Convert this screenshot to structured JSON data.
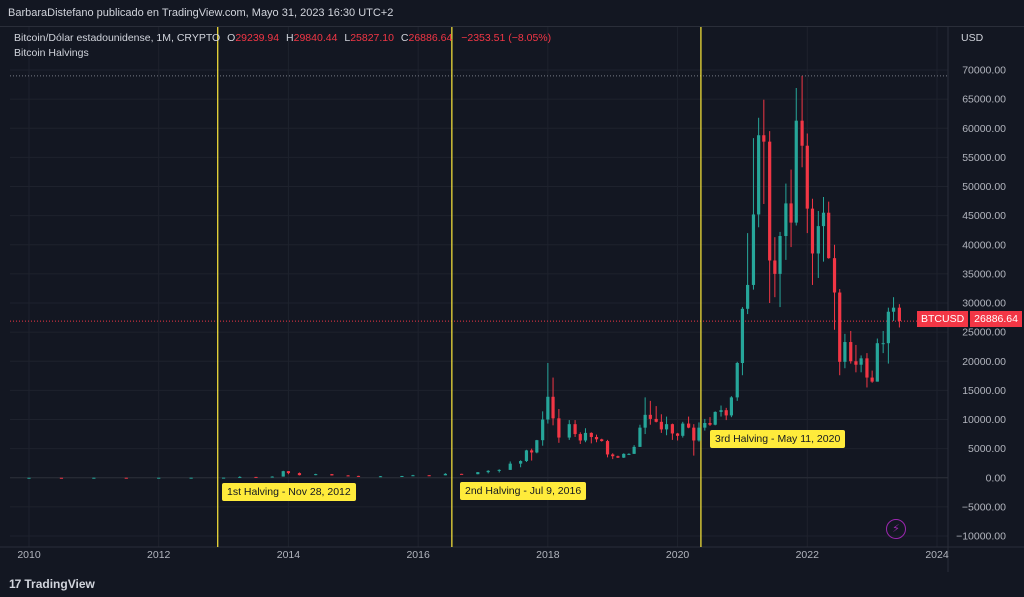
{
  "header": {
    "publisher": "BarbaraDistefano publicado en TradingView.com, Mayo 31, 2023 16:30 UTC+2"
  },
  "legend": {
    "symbol": "Bitcoin/Dólar estadounidense, 1M, CRYPTO",
    "open_label": "O",
    "open": "29239.94",
    "high_label": "H",
    "high": "29840.44",
    "low_label": "L",
    "low": "25827.10",
    "close_label": "C",
    "close": "26886.64",
    "change": "−2353.51 (−8.05%)",
    "indicator": "Bitcoin Halvings"
  },
  "currency": "USD",
  "price_tag": {
    "symbol": "BTCUSD",
    "value": "26886.64"
  },
  "footer": {
    "brand": "TradingView",
    "icon": "tradingview-logo-icon"
  },
  "icons": {
    "bolt": "lightning-bolt-icon"
  },
  "colors": {
    "up": "#26a69a",
    "down": "#f23645",
    "halving": "#ffeb3b",
    "background": "#131722"
  },
  "chart_data": {
    "type": "candlestick",
    "interval": "1M",
    "x_ticks": [
      "2010",
      "2012",
      "2014",
      "2016",
      "2018",
      "2020",
      "2022",
      "2024"
    ],
    "y_ticks": [
      "70000.00",
      "65000.00",
      "60000.00",
      "55000.00",
      "50000.00",
      "45000.00",
      "40000.00",
      "35000.00",
      "30000.00",
      "25000.00",
      "20000.00",
      "15000.00",
      "10000.00",
      "5000.00",
      "0.00",
      "−5000.00",
      "−10000.00"
    ],
    "ylim": [
      -10000,
      70000
    ],
    "xlim": [
      2009.7,
      2024.1
    ],
    "last_price": 26886.64,
    "all_time_high": 69000,
    "halvings": [
      {
        "label": "1st Halving - Nov 28, 2012",
        "date": 2012.91
      },
      {
        "label": "2nd Halving - Jul 9, 2016",
        "date": 2016.52
      },
      {
        "label": "3rd Halving - May 11, 2020",
        "date": 2020.36
      }
    ],
    "candles": [
      {
        "t": 2010.0,
        "o": 0,
        "h": 1,
        "l": 0,
        "c": 0.4
      },
      {
        "t": 2010.5,
        "o": 0.4,
        "h": 1,
        "l": 0,
        "c": 0.3
      },
      {
        "t": 2011.0,
        "o": 0.3,
        "h": 30,
        "l": 0,
        "c": 5
      },
      {
        "t": 2011.5,
        "o": 5,
        "h": 15,
        "l": 2,
        "c": 4
      },
      {
        "t": 2012.0,
        "o": 4,
        "h": 7,
        "l": 4,
        "c": 5
      },
      {
        "t": 2012.5,
        "o": 5,
        "h": 15,
        "l": 5,
        "c": 13
      },
      {
        "t": 2013.0,
        "o": 13,
        "h": 30,
        "l": 13,
        "c": 20
      },
      {
        "t": 2013.25,
        "o": 20,
        "h": 260,
        "l": 20,
        "c": 140
      },
      {
        "t": 2013.5,
        "o": 140,
        "h": 140,
        "l": 65,
        "c": 100
      },
      {
        "t": 2013.75,
        "o": 100,
        "h": 250,
        "l": 90,
        "c": 200
      },
      {
        "t": 2013.92,
        "o": 200,
        "h": 1200,
        "l": 200,
        "c": 1130
      },
      {
        "t": 2014.0,
        "o": 1130,
        "h": 1160,
        "l": 600,
        "c": 800
      },
      {
        "t": 2014.17,
        "o": 800,
        "h": 900,
        "l": 400,
        "c": 450
      },
      {
        "t": 2014.42,
        "o": 450,
        "h": 680,
        "l": 440,
        "c": 620
      },
      {
        "t": 2014.67,
        "o": 620,
        "h": 650,
        "l": 380,
        "c": 400
      },
      {
        "t": 2014.92,
        "o": 400,
        "h": 450,
        "l": 300,
        "c": 320
      },
      {
        "t": 2015.08,
        "o": 320,
        "h": 330,
        "l": 160,
        "c": 220
      },
      {
        "t": 2015.42,
        "o": 220,
        "h": 300,
        "l": 200,
        "c": 260
      },
      {
        "t": 2015.75,
        "o": 260,
        "h": 320,
        "l": 220,
        "c": 300
      },
      {
        "t": 2015.92,
        "o": 300,
        "h": 500,
        "l": 300,
        "c": 430
      },
      {
        "t": 2016.17,
        "o": 430,
        "h": 450,
        "l": 360,
        "c": 420
      },
      {
        "t": 2016.42,
        "o": 420,
        "h": 780,
        "l": 420,
        "c": 670
      },
      {
        "t": 2016.67,
        "o": 670,
        "h": 680,
        "l": 560,
        "c": 610
      },
      {
        "t": 2016.92,
        "o": 610,
        "h": 980,
        "l": 600,
        "c": 960
      },
      {
        "t": 2017.08,
        "o": 960,
        "h": 1300,
        "l": 750,
        "c": 1190
      },
      {
        "t": 2017.25,
        "o": 1190,
        "h": 1450,
        "l": 900,
        "c": 1350
      },
      {
        "t": 2017.42,
        "o": 1350,
        "h": 2800,
        "l": 1350,
        "c": 2420
      },
      {
        "t": 2017.58,
        "o": 2420,
        "h": 3000,
        "l": 1800,
        "c": 2870
      },
      {
        "t": 2017.67,
        "o": 2870,
        "h": 4800,
        "l": 2700,
        "c": 4700
      },
      {
        "t": 2017.75,
        "o": 4700,
        "h": 5000,
        "l": 2950,
        "c": 4340
      },
      {
        "t": 2017.83,
        "o": 4340,
        "h": 6500,
        "l": 4200,
        "c": 6450
      },
      {
        "t": 2017.92,
        "o": 6450,
        "h": 11400,
        "l": 5500,
        "c": 10000
      },
      {
        "t": 2018.0,
        "o": 10000,
        "h": 19700,
        "l": 9300,
        "c": 13900
      },
      {
        "t": 2018.08,
        "o": 13900,
        "h": 17200,
        "l": 9000,
        "c": 10200
      },
      {
        "t": 2018.17,
        "o": 10200,
        "h": 11800,
        "l": 6000,
        "c": 6900
      },
      {
        "t": 2018.33,
        "o": 6900,
        "h": 9900,
        "l": 6500,
        "c": 9200
      },
      {
        "t": 2018.42,
        "o": 9200,
        "h": 9900,
        "l": 7000,
        "c": 7500
      },
      {
        "t": 2018.5,
        "o": 7500,
        "h": 7800,
        "l": 5800,
        "c": 6400
      },
      {
        "t": 2018.58,
        "o": 6400,
        "h": 8500,
        "l": 6100,
        "c": 7700
      },
      {
        "t": 2018.67,
        "o": 7700,
        "h": 7800,
        "l": 5900,
        "c": 7000
      },
      {
        "t": 2018.75,
        "o": 7000,
        "h": 7400,
        "l": 6100,
        "c": 6600
      },
      {
        "t": 2018.83,
        "o": 6600,
        "h": 6700,
        "l": 6200,
        "c": 6300
      },
      {
        "t": 2018.92,
        "o": 6300,
        "h": 6500,
        "l": 3500,
        "c": 4000
      },
      {
        "t": 2019.0,
        "o": 4000,
        "h": 4200,
        "l": 3200,
        "c": 3700
      },
      {
        "t": 2019.08,
        "o": 3700,
        "h": 3800,
        "l": 3400,
        "c": 3450
      },
      {
        "t": 2019.17,
        "o": 3450,
        "h": 4200,
        "l": 3400,
        "c": 4100
      },
      {
        "t": 2019.25,
        "o": 4100,
        "h": 4200,
        "l": 3900,
        "c": 4100
      },
      {
        "t": 2019.33,
        "o": 4100,
        "h": 5600,
        "l": 4100,
        "c": 5300
      },
      {
        "t": 2019.42,
        "o": 5300,
        "h": 9100,
        "l": 5300,
        "c": 8600
      },
      {
        "t": 2019.5,
        "o": 8600,
        "h": 13800,
        "l": 7500,
        "c": 10800
      },
      {
        "t": 2019.58,
        "o": 10800,
        "h": 13200,
        "l": 9100,
        "c": 10100
      },
      {
        "t": 2019.67,
        "o": 10100,
        "h": 12300,
        "l": 9500,
        "c": 9600
      },
      {
        "t": 2019.75,
        "o": 9600,
        "h": 10900,
        "l": 7700,
        "c": 8300
      },
      {
        "t": 2019.83,
        "o": 8300,
        "h": 10500,
        "l": 7300,
        "c": 9200
      },
      {
        "t": 2019.92,
        "o": 9200,
        "h": 9300,
        "l": 6500,
        "c": 7600
      },
      {
        "t": 2020.0,
        "o": 7600,
        "h": 7700,
        "l": 6400,
        "c": 7200
      },
      {
        "t": 2020.08,
        "o": 7200,
        "h": 9600,
        "l": 6900,
        "c": 9300
      },
      {
        "t": 2020.17,
        "o": 9300,
        "h": 10500,
        "l": 8500,
        "c": 8600
      },
      {
        "t": 2020.25,
        "o": 8600,
        "h": 9200,
        "l": 3800,
        "c": 6400
      },
      {
        "t": 2020.33,
        "o": 6400,
        "h": 9500,
        "l": 6200,
        "c": 8600
      },
      {
        "t": 2020.42,
        "o": 8600,
        "h": 10100,
        "l": 8100,
        "c": 9400
      },
      {
        "t": 2020.5,
        "o": 9400,
        "h": 10400,
        "l": 8900,
        "c": 9100
      },
      {
        "t": 2020.58,
        "o": 9100,
        "h": 11400,
        "l": 9000,
        "c": 11300
      },
      {
        "t": 2020.67,
        "o": 11300,
        "h": 12400,
        "l": 10500,
        "c": 11600
      },
      {
        "t": 2020.75,
        "o": 11600,
        "h": 12000,
        "l": 9900,
        "c": 10700
      },
      {
        "t": 2020.83,
        "o": 10700,
        "h": 14000,
        "l": 10400,
        "c": 13800
      },
      {
        "t": 2020.92,
        "o": 13800,
        "h": 19900,
        "l": 13200,
        "c": 19700
      },
      {
        "t": 2021.0,
        "o": 19700,
        "h": 29300,
        "l": 17600,
        "c": 29000
      },
      {
        "t": 2021.08,
        "o": 29000,
        "h": 42000,
        "l": 28100,
        "c": 33100
      },
      {
        "t": 2021.17,
        "o": 33100,
        "h": 58300,
        "l": 32300,
        "c": 45200
      },
      {
        "t": 2021.25,
        "o": 45200,
        "h": 61800,
        "l": 43000,
        "c": 58800
      },
      {
        "t": 2021.33,
        "o": 58800,
        "h": 64900,
        "l": 47000,
        "c": 57700
      },
      {
        "t": 2021.42,
        "o": 57700,
        "h": 59500,
        "l": 30000,
        "c": 37300
      },
      {
        "t": 2021.5,
        "o": 37300,
        "h": 41300,
        "l": 31000,
        "c": 35000
      },
      {
        "t": 2021.58,
        "o": 35000,
        "h": 42200,
        "l": 29300,
        "c": 41500
      },
      {
        "t": 2021.67,
        "o": 41500,
        "h": 50500,
        "l": 37400,
        "c": 47100
      },
      {
        "t": 2021.75,
        "o": 47100,
        "h": 52900,
        "l": 39600,
        "c": 43800
      },
      {
        "t": 2021.83,
        "o": 43800,
        "h": 66900,
        "l": 43300,
        "c": 61300
      },
      {
        "t": 2021.92,
        "o": 61300,
        "h": 69000,
        "l": 53300,
        "c": 57000
      },
      {
        "t": 2022.0,
        "o": 57000,
        "h": 59100,
        "l": 42000,
        "c": 46200
      },
      {
        "t": 2022.08,
        "o": 46200,
        "h": 47900,
        "l": 33100,
        "c": 38500
      },
      {
        "t": 2022.17,
        "o": 38500,
        "h": 45800,
        "l": 34300,
        "c": 43200
      },
      {
        "t": 2022.25,
        "o": 43200,
        "h": 48200,
        "l": 37100,
        "c": 45500
      },
      {
        "t": 2022.33,
        "o": 45500,
        "h": 47400,
        "l": 37600,
        "c": 37700
      },
      {
        "t": 2022.42,
        "o": 37700,
        "h": 40000,
        "l": 25400,
        "c": 31800
      },
      {
        "t": 2022.5,
        "o": 31800,
        "h": 32400,
        "l": 17600,
        "c": 19900
      },
      {
        "t": 2022.58,
        "o": 19900,
        "h": 24700,
        "l": 18800,
        "c": 23300
      },
      {
        "t": 2022.67,
        "o": 23300,
        "h": 25200,
        "l": 19600,
        "c": 20000
      },
      {
        "t": 2022.75,
        "o": 20000,
        "h": 22800,
        "l": 18100,
        "c": 19400
      },
      {
        "t": 2022.83,
        "o": 19400,
        "h": 21000,
        "l": 18100,
        "c": 20500
      },
      {
        "t": 2022.92,
        "o": 20500,
        "h": 21400,
        "l": 15500,
        "c": 17200
      },
      {
        "t": 2023.0,
        "o": 17200,
        "h": 18400,
        "l": 16300,
        "c": 16500
      },
      {
        "t": 2023.08,
        "o": 16500,
        "h": 23900,
        "l": 16500,
        "c": 23100
      },
      {
        "t": 2023.17,
        "o": 23100,
        "h": 25200,
        "l": 21400,
        "c": 23100
      },
      {
        "t": 2023.25,
        "o": 23100,
        "h": 29200,
        "l": 19600,
        "c": 28500
      },
      {
        "t": 2023.33,
        "o": 28500,
        "h": 31000,
        "l": 26900,
        "c": 29200
      },
      {
        "t": 2023.42,
        "o": 29200,
        "h": 29800,
        "l": 25800,
        "c": 26900
      }
    ]
  }
}
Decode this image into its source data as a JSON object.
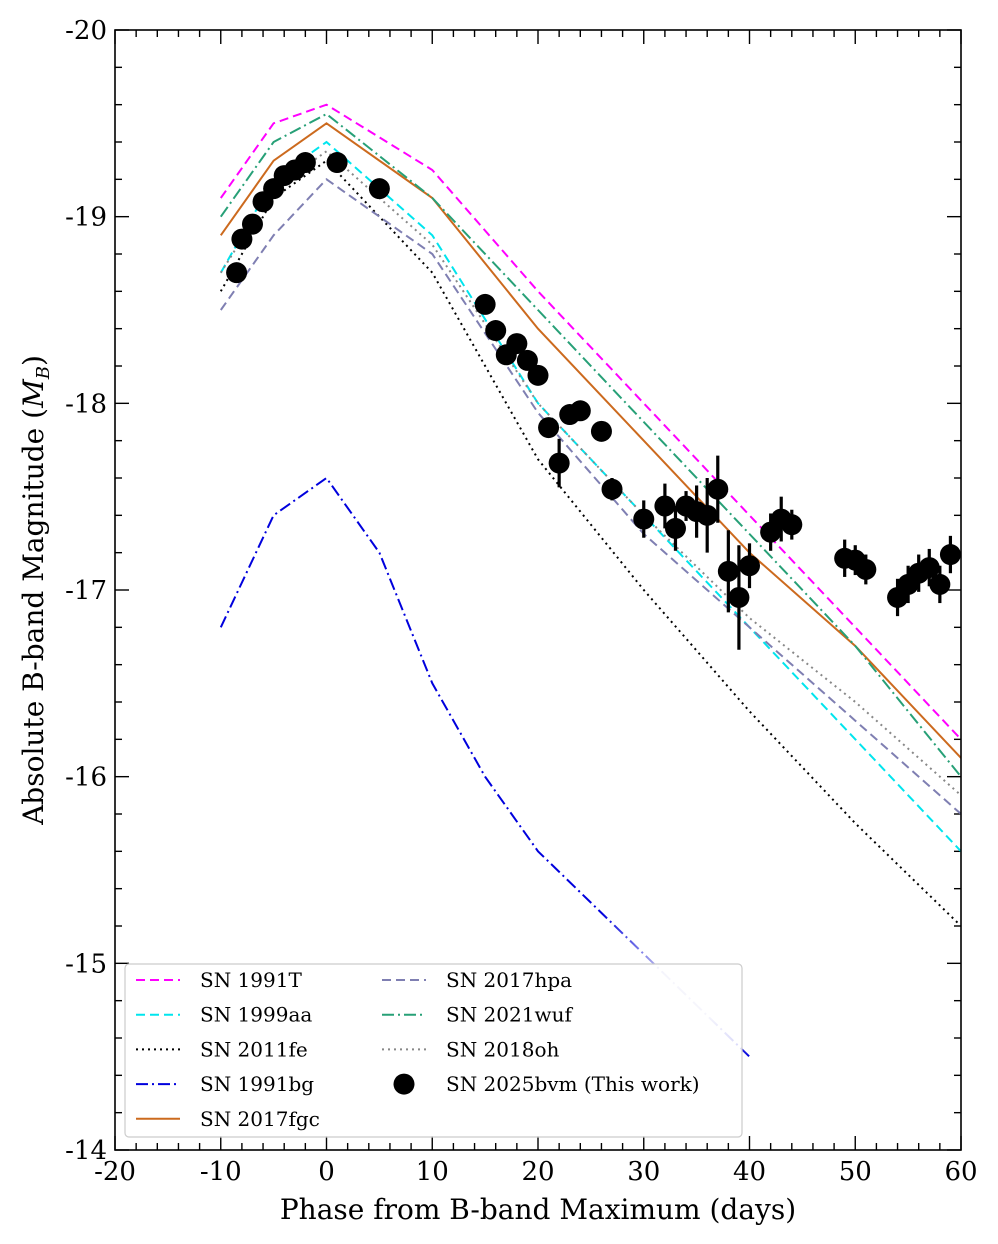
{
  "chart_data": {
    "type": "line",
    "xlabel": "Phase from B-band Maximum (days)",
    "ylabel": "Absolute B-band Magnitude",
    "ylabel_symbol": "M",
    "ylabel_subscript": "B",
    "xlim": [
      -20,
      60
    ],
    "ylim": [
      -14,
      -20
    ],
    "y_inverted": true,
    "x_ticks": [
      -20,
      -10,
      0,
      10,
      20,
      30,
      40,
      50,
      60
    ],
    "x_tick_labels": [
      "-20",
      "-10",
      "0",
      "10",
      "20",
      "30",
      "40",
      "50",
      "60"
    ],
    "y_ticks": [
      -20,
      -19,
      -18,
      -17,
      -16,
      -15,
      -14
    ],
    "y_tick_labels": [
      "-20",
      "-19",
      "-18",
      "-17",
      "-16",
      "-15",
      "-14"
    ],
    "grid": false,
    "legend_position": "lower-left",
    "series": [
      {
        "name": "SN 1991T",
        "color": "#ff00ff",
        "style": "dashed",
        "x": [
          -10,
          -5,
          0,
          10,
          20,
          30,
          40,
          50,
          60
        ],
        "y": [
          -19.1,
          -19.5,
          -19.6,
          -19.25,
          -18.6,
          -18.0,
          -17.4,
          -16.8,
          -16.2
        ]
      },
      {
        "name": "SN 1999aa",
        "color": "#00e5ee",
        "style": "dashed",
        "x": [
          -10,
          -5,
          0,
          10,
          20,
          30,
          40,
          50,
          60
        ],
        "y": [
          -18.7,
          -19.2,
          -19.4,
          -18.9,
          -18.0,
          -17.4,
          -16.8,
          -16.2,
          -15.6
        ]
      },
      {
        "name": "SN 2011fe",
        "color": "#000000",
        "style": "dotted",
        "x": [
          -10,
          -5,
          0,
          10,
          20,
          30,
          40,
          50,
          60
        ],
        "y": [
          -18.6,
          -19.1,
          -19.3,
          -18.7,
          -17.7,
          -17.0,
          -16.35,
          -15.75,
          -15.2
        ]
      },
      {
        "name": "SN 1991bg",
        "color": "#0000dd",
        "fade_color": "#c8c8ee",
        "style": "dashdot",
        "x": [
          -10,
          -5,
          0,
          5,
          10,
          15,
          20,
          30,
          40
        ],
        "y": [
          -16.8,
          -17.4,
          -17.6,
          -17.2,
          -16.5,
          -16.0,
          -15.6,
          -15.05,
          -14.5
        ]
      },
      {
        "name": "SN 2017fgc",
        "color": "#cc6a1e",
        "style": "solid",
        "x": [
          -10,
          -5,
          0,
          10,
          20,
          30,
          40,
          50,
          60
        ],
        "y": [
          -18.9,
          -19.3,
          -19.5,
          -19.1,
          -18.4,
          -17.8,
          -17.2,
          -16.7,
          -16.1
        ]
      },
      {
        "name": "SN 2017hpa",
        "color": "#7f7fb2",
        "style": "dashed",
        "x": [
          -10,
          -5,
          0,
          10,
          20,
          30,
          40,
          50,
          60
        ],
        "y": [
          -18.5,
          -18.9,
          -19.2,
          -18.8,
          -17.95,
          -17.3,
          -16.8,
          -16.3,
          -15.8
        ]
      },
      {
        "name": "SN 2021wuf",
        "color": "#27a077",
        "style": "dashdot",
        "x": [
          -10,
          -5,
          0,
          10,
          20,
          30,
          40,
          50,
          60
        ],
        "y": [
          -19.0,
          -19.4,
          -19.55,
          -19.1,
          -18.5,
          -17.9,
          -17.3,
          -16.7,
          -16.0
        ]
      },
      {
        "name": "SN 2018oh",
        "color": "#888888",
        "style": "dotted",
        "x": [
          -10,
          -5,
          0,
          10,
          20,
          30,
          40,
          50,
          60
        ],
        "y": [
          -18.7,
          -19.15,
          -19.35,
          -18.85,
          -18.0,
          -17.4,
          -16.85,
          -16.4,
          -15.9
        ]
      }
    ],
    "observations": {
      "name": "SN 2025bvm (This work)",
      "color": "#000000",
      "x": [
        -8.5,
        -8,
        -7,
        -6,
        -5,
        -4,
        -3,
        -2,
        1,
        5,
        15,
        16,
        17,
        18,
        19,
        20,
        21,
        22,
        23,
        24,
        26,
        27,
        30,
        32,
        33,
        34,
        35,
        36,
        37,
        38,
        39,
        40,
        42,
        43,
        44,
        49,
        50,
        51,
        54,
        55,
        56,
        57,
        58,
        59
      ],
      "y": [
        -18.7,
        -18.88,
        -18.96,
        -19.08,
        -19.15,
        -19.22,
        -19.25,
        -19.29,
        -19.29,
        -19.15,
        -18.53,
        -18.39,
        -18.26,
        -18.32,
        -18.23,
        -18.15,
        -17.87,
        -17.68,
        -17.94,
        -17.96,
        -17.85,
        -17.54,
        -17.38,
        -17.45,
        -17.33,
        -17.45,
        -17.42,
        -17.4,
        -17.54,
        -17.1,
        -16.96,
        -17.13,
        -17.31,
        -17.38,
        -17.35,
        -17.17,
        -17.16,
        -17.11,
        -16.96,
        -17.03,
        -17.09,
        -17.12,
        -17.03,
        -17.19
      ],
      "err": [
        0.02,
        0.02,
        0.02,
        0.02,
        0.02,
        0.02,
        0.02,
        0.02,
        0.03,
        0.03,
        0.03,
        0.03,
        0.03,
        0.03,
        0.03,
        0.03,
        0.05,
        0.13,
        0.05,
        0.04,
        0.04,
        0.06,
        0.1,
        0.12,
        0.12,
        0.08,
        0.14,
        0.2,
        0.18,
        0.22,
        0.28,
        0.12,
        0.1,
        0.12,
        0.08,
        0.1,
        0.08,
        0.08,
        0.1,
        0.1,
        0.1,
        0.1,
        0.1,
        0.1
      ]
    }
  }
}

Request ::
Determine how many lines include the word "JSON" and report that number by itself.

Task result ::
2